- **PROBLEM TO SOLVE**
Gather every line that includes the word "广兄子受", please.

---------- DATA EXTRACT ----------

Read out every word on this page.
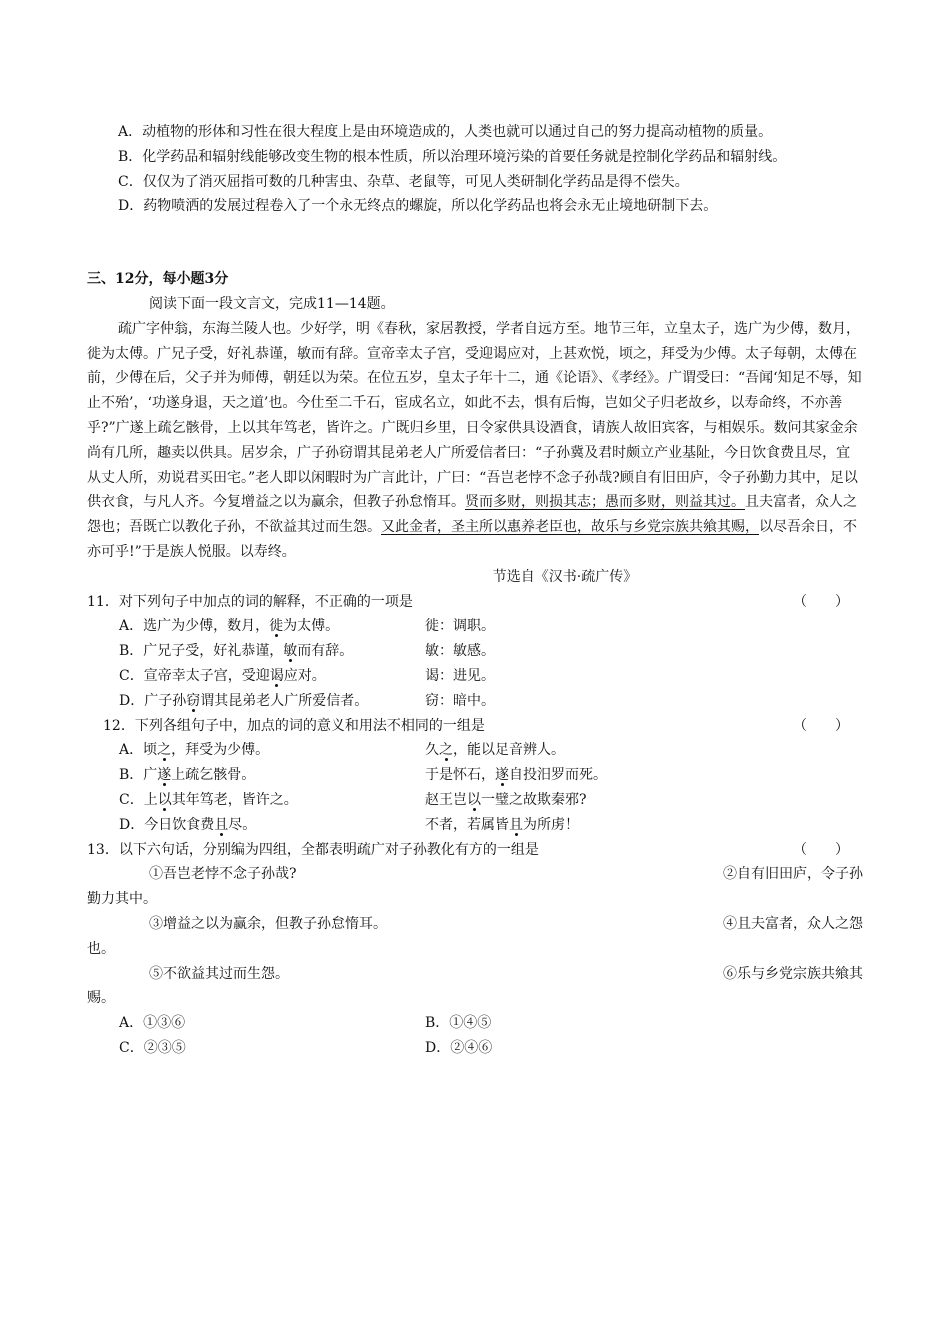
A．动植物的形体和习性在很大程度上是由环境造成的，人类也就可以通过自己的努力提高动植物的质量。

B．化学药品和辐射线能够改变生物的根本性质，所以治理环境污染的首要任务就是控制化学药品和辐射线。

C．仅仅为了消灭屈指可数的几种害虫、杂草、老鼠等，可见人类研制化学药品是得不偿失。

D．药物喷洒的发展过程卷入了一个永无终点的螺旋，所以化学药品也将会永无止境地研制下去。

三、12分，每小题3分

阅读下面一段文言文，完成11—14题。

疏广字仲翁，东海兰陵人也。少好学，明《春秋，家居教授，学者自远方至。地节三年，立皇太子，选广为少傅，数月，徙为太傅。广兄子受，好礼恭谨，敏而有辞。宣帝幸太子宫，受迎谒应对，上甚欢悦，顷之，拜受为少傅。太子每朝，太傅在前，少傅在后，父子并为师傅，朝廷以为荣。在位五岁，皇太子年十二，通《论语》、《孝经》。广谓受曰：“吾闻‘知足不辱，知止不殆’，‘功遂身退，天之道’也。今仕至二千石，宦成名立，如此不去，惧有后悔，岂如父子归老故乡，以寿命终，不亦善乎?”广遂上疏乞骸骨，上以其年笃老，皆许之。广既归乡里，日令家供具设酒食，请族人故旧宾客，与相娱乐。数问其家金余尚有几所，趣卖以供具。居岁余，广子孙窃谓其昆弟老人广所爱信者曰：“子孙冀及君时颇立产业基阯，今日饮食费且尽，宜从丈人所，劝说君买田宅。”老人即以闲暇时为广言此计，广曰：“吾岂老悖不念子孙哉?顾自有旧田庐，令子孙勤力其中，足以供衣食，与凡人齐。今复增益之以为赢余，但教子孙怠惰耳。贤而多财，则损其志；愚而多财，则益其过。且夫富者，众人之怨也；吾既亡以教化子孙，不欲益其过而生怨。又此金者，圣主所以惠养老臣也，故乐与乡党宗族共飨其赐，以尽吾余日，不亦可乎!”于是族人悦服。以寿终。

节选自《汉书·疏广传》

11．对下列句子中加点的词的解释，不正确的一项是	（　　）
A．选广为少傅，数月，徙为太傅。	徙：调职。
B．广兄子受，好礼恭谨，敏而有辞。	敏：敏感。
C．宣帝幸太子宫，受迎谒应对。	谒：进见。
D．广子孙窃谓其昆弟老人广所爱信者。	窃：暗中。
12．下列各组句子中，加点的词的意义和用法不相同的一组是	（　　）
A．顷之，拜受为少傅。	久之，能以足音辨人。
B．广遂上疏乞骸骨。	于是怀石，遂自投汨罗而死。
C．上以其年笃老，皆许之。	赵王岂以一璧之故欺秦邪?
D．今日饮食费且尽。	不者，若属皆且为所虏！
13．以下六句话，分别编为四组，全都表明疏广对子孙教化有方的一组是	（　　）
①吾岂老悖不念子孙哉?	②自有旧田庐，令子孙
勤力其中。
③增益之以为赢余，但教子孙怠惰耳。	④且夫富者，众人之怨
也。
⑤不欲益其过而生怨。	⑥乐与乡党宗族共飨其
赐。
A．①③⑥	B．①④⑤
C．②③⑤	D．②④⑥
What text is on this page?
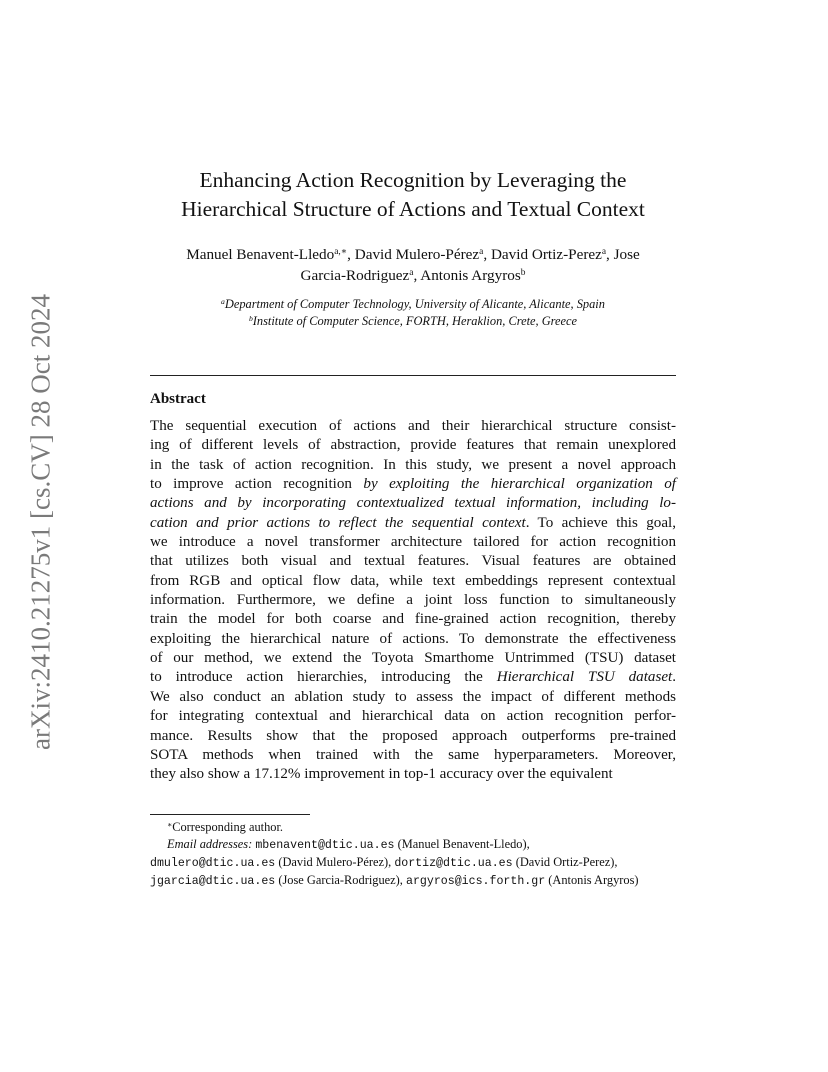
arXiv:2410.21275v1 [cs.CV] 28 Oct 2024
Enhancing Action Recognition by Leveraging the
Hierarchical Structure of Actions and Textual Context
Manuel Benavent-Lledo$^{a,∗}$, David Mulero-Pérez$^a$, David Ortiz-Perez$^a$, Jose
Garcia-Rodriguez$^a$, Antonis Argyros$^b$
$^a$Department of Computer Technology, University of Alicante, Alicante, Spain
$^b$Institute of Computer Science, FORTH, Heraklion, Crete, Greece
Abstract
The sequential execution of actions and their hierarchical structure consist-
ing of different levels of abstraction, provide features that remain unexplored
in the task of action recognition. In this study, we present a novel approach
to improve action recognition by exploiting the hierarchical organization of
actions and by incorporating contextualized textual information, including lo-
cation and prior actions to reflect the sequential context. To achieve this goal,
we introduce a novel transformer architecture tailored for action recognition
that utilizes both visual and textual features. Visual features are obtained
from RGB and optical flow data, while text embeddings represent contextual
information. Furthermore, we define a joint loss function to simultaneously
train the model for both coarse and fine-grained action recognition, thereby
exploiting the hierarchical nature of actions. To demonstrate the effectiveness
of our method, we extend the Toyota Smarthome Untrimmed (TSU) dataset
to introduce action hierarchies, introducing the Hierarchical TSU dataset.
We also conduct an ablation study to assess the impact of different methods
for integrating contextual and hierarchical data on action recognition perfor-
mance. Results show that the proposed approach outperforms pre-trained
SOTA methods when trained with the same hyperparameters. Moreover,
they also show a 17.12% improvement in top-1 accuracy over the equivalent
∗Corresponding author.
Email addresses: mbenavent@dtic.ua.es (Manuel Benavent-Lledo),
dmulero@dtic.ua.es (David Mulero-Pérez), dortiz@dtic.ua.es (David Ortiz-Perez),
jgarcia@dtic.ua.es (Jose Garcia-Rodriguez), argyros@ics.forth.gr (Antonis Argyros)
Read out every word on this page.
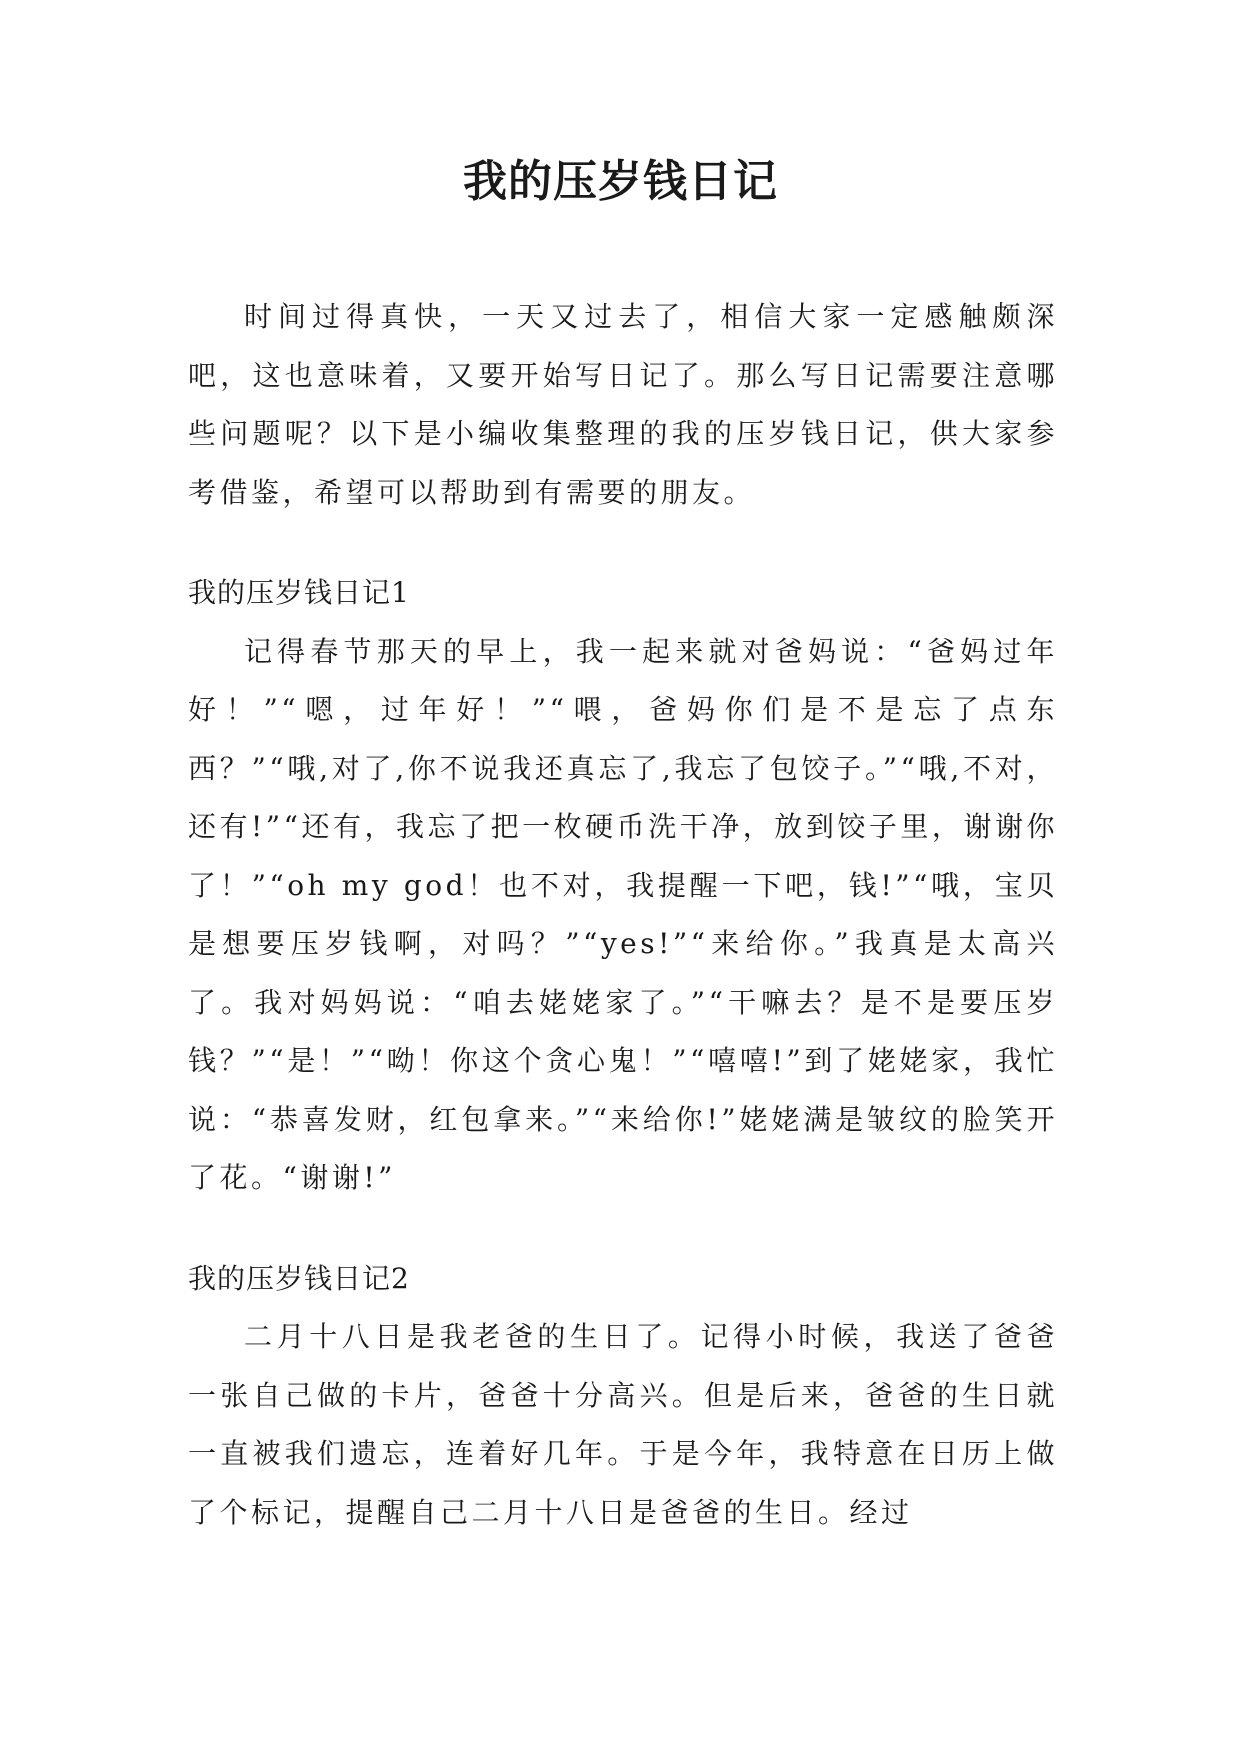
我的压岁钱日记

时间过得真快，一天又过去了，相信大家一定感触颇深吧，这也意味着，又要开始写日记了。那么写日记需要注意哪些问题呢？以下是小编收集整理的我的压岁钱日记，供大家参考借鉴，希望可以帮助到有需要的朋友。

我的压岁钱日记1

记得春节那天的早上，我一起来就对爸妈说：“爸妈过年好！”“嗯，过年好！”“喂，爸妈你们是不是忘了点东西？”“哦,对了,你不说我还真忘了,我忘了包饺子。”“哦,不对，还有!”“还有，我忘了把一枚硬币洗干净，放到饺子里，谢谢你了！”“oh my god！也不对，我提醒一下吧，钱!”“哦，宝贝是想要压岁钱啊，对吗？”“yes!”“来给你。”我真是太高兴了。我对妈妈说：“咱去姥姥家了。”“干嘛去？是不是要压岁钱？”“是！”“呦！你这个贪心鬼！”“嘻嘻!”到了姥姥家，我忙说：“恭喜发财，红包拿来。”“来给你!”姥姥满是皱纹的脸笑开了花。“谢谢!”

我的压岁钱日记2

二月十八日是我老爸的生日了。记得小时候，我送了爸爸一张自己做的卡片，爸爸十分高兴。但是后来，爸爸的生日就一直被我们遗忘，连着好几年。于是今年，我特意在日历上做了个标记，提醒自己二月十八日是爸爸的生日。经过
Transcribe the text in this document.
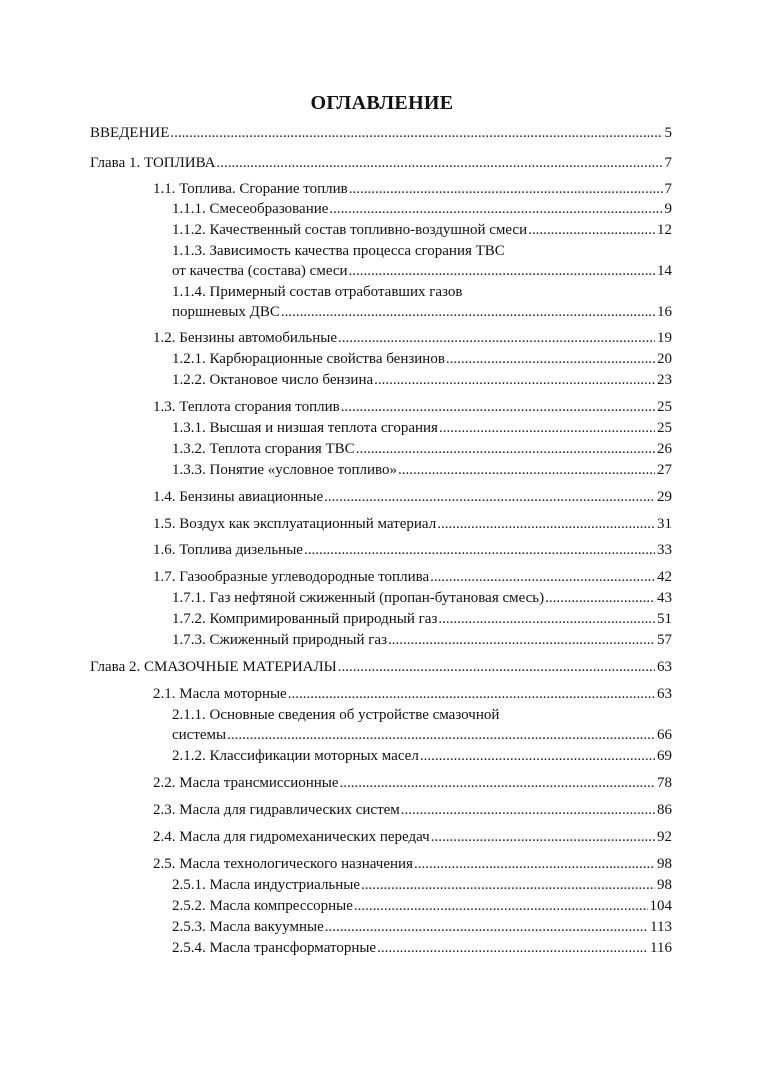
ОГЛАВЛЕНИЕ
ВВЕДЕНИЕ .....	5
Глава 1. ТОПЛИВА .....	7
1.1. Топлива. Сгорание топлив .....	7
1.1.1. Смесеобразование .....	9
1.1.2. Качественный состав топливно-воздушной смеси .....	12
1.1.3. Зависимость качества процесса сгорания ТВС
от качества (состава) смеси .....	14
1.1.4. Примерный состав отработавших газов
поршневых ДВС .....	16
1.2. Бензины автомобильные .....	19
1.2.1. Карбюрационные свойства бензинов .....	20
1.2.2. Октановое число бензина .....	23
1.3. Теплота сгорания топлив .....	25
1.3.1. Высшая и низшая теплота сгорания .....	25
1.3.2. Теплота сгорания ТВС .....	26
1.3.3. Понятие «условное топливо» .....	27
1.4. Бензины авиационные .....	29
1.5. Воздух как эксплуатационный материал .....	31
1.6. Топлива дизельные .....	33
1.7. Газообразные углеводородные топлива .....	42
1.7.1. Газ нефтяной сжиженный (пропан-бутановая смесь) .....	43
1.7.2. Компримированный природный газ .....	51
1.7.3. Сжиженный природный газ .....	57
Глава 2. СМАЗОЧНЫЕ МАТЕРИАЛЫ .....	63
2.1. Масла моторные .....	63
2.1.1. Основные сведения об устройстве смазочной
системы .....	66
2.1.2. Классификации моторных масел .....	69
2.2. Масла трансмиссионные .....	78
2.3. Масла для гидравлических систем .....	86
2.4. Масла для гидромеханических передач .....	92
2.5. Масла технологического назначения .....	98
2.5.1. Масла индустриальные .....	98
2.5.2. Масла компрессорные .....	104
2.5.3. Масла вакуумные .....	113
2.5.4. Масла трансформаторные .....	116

----------

- **EXERCISE RESPONSE**
疏广字仲翁，东海兰陵人也。少好学，明《春秋，家居教授，学者自远方至。地节三年，立皇太子，选广为少傅，数月，徙为太傅。广兄子受，好礼恭谨，敏而有辞。宣帝幸太子宫，受迎谒应对，上甚欢悦，顷之，拜受为少傅。太子每朝，太傅在前，少傅在后，父子并为师傅，朝廷以为荣。在位五岁，皇太子年十二，通《论语》、《孝经》。广谓受曰：“吾闻‘知足不辱，知止不殆’，‘功遂身退，天之道’也。今仕至二千石，宦成名立，如此不去，惧有后悔，岂如父子归老故乡，以寿命终，不亦善乎?”广遂上疏乞骸骨，上以其年笃老，皆许之。广既归乡里，日令家供具设酒食，请族人故旧宾客，与相娱乐。数问其家金余尚有几所，趣卖以供具。居岁余，广子孙窃谓其昆弟老人广所爱信者曰：“子孙冀及君时颇立产业基阯，今日饮食费且尽，宜从丈人所，劝说君买田宅。”老人即以闲暇时为广言此计，广曰：“吾岂老悖不念子孙哉?顾自有旧田庐，令子孙勤力其中，足以供衣食，与凡人齐。今复增益之以为赢余，但教子孙怠惰耳。贤而多财，则损其志；愚而多财，则益其过。且夫富者，众人之怨也；吾既亡以教化子孙，不欲益其过而生怨。又此金者，圣主所以惠养老臣也，故乐与乡党宗族共飨其赐，以尽吾余日，不亦可乎!”于是族人悦服。以寿终。
B．广兄子受，好礼恭谨，敏而有辞。	敏：敏感。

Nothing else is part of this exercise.